- **Stored items**:

◆ ◆ ◆

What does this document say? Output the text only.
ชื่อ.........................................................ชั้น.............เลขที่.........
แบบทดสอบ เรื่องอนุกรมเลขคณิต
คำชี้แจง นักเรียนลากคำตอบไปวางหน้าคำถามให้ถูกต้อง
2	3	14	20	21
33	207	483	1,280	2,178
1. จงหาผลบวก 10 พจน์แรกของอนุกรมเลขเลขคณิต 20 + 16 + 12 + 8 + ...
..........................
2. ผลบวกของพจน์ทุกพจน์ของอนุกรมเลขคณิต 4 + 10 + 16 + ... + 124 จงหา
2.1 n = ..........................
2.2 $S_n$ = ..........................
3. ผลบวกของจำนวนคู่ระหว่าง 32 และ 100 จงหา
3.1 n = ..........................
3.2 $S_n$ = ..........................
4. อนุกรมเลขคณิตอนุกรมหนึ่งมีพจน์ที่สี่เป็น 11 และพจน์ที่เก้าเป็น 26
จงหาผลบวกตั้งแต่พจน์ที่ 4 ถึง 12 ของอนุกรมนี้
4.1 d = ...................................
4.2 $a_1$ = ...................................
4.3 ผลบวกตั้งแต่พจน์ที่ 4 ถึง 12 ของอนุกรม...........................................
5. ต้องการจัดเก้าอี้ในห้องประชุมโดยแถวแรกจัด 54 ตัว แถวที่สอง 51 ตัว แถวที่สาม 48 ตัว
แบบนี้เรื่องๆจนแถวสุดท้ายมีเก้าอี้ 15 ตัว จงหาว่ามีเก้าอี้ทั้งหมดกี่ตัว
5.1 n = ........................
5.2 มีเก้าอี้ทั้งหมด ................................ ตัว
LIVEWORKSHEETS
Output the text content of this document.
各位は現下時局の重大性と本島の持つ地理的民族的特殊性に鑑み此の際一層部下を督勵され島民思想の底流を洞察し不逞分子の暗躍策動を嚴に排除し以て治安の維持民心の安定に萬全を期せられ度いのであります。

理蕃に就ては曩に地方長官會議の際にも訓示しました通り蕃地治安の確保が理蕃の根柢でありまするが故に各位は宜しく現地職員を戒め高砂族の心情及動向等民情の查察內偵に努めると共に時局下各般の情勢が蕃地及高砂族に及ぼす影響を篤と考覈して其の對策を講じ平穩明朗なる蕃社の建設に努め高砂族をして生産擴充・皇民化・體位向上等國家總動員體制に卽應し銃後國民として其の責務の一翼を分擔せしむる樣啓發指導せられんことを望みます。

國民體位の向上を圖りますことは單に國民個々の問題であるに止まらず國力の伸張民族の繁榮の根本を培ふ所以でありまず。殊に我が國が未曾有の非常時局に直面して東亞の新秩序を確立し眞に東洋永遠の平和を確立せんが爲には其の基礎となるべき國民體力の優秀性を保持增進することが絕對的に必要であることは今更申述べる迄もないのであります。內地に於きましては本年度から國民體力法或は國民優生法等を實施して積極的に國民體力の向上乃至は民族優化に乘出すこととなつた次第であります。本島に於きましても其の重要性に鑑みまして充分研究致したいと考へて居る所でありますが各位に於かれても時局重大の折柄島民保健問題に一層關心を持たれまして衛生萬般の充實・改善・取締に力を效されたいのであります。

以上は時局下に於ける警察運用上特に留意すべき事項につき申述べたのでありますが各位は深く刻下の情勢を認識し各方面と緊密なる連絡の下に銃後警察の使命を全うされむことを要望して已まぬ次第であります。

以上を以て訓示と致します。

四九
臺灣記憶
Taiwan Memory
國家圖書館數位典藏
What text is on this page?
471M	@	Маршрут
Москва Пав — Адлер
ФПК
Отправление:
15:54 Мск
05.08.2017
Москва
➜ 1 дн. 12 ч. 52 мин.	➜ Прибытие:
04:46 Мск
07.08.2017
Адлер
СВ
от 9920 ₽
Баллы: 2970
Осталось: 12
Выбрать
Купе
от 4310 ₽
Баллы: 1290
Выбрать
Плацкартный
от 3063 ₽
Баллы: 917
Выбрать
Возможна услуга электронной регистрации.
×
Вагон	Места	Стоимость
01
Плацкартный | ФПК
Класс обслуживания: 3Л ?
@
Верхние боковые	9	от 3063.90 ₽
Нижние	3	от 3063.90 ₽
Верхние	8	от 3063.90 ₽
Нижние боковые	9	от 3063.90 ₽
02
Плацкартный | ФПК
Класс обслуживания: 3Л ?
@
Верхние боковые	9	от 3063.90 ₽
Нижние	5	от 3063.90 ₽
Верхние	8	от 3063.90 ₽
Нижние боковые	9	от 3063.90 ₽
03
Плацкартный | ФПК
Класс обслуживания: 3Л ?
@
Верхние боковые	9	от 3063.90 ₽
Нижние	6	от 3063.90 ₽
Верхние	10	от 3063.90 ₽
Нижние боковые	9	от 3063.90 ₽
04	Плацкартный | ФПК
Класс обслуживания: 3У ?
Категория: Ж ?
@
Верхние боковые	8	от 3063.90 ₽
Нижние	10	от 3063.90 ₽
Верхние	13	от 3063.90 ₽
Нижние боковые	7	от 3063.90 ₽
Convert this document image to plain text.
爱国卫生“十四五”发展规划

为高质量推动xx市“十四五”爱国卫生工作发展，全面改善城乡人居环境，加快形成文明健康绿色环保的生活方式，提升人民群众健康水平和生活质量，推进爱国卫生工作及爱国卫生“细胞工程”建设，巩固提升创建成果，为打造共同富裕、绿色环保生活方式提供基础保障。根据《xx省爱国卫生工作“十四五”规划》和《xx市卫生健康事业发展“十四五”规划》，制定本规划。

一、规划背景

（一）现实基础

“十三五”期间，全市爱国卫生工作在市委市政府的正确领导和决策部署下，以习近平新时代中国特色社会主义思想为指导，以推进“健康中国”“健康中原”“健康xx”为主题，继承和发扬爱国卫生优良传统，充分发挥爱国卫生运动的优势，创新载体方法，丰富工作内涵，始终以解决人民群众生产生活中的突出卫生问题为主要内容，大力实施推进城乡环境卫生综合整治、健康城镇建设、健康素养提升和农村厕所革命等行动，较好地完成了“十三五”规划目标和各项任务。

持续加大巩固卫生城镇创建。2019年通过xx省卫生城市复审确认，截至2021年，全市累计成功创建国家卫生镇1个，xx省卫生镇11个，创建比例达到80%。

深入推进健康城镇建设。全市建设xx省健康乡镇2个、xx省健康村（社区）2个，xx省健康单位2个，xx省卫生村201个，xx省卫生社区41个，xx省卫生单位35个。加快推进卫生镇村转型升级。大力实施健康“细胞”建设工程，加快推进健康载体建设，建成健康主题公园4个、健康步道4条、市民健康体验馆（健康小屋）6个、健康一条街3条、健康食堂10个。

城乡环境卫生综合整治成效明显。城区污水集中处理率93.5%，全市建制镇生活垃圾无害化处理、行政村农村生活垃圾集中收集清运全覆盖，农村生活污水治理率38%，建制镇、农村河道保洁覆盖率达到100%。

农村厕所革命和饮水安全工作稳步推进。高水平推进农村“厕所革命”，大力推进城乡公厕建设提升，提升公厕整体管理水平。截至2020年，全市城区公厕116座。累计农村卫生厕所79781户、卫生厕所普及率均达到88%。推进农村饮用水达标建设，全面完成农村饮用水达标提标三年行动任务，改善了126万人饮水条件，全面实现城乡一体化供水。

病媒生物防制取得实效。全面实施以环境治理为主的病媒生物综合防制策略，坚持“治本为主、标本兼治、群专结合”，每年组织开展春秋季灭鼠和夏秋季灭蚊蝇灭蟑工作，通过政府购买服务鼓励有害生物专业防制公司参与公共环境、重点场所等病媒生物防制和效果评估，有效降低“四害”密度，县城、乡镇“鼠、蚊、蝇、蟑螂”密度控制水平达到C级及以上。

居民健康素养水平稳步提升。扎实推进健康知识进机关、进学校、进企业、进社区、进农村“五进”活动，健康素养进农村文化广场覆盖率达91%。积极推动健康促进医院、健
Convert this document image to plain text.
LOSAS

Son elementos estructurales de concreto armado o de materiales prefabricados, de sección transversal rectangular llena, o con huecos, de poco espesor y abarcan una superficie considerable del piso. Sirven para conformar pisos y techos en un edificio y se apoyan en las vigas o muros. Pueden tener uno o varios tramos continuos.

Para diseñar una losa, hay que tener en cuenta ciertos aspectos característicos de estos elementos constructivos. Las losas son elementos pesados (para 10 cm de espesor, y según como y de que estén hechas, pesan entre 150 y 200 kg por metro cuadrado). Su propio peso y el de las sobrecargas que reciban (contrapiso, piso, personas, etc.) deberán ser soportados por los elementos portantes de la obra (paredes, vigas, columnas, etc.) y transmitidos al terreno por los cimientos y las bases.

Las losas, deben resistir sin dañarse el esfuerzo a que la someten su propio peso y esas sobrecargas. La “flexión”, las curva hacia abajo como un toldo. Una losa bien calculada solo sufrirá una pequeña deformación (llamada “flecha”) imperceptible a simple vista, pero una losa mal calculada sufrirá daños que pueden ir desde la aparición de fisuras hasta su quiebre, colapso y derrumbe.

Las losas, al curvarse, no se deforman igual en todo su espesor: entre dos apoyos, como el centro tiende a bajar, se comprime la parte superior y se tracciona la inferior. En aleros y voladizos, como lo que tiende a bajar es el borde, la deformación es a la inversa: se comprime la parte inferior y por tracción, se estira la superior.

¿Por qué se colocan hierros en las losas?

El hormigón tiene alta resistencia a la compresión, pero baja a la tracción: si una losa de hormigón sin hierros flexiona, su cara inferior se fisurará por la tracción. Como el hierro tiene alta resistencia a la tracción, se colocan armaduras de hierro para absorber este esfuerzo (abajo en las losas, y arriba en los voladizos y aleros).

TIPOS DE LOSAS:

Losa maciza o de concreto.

◆ ◆ ◆

- **Short exercise**: State how many lines include the string "Нижние", and nothing more.

- **Answer for this exercise**: 8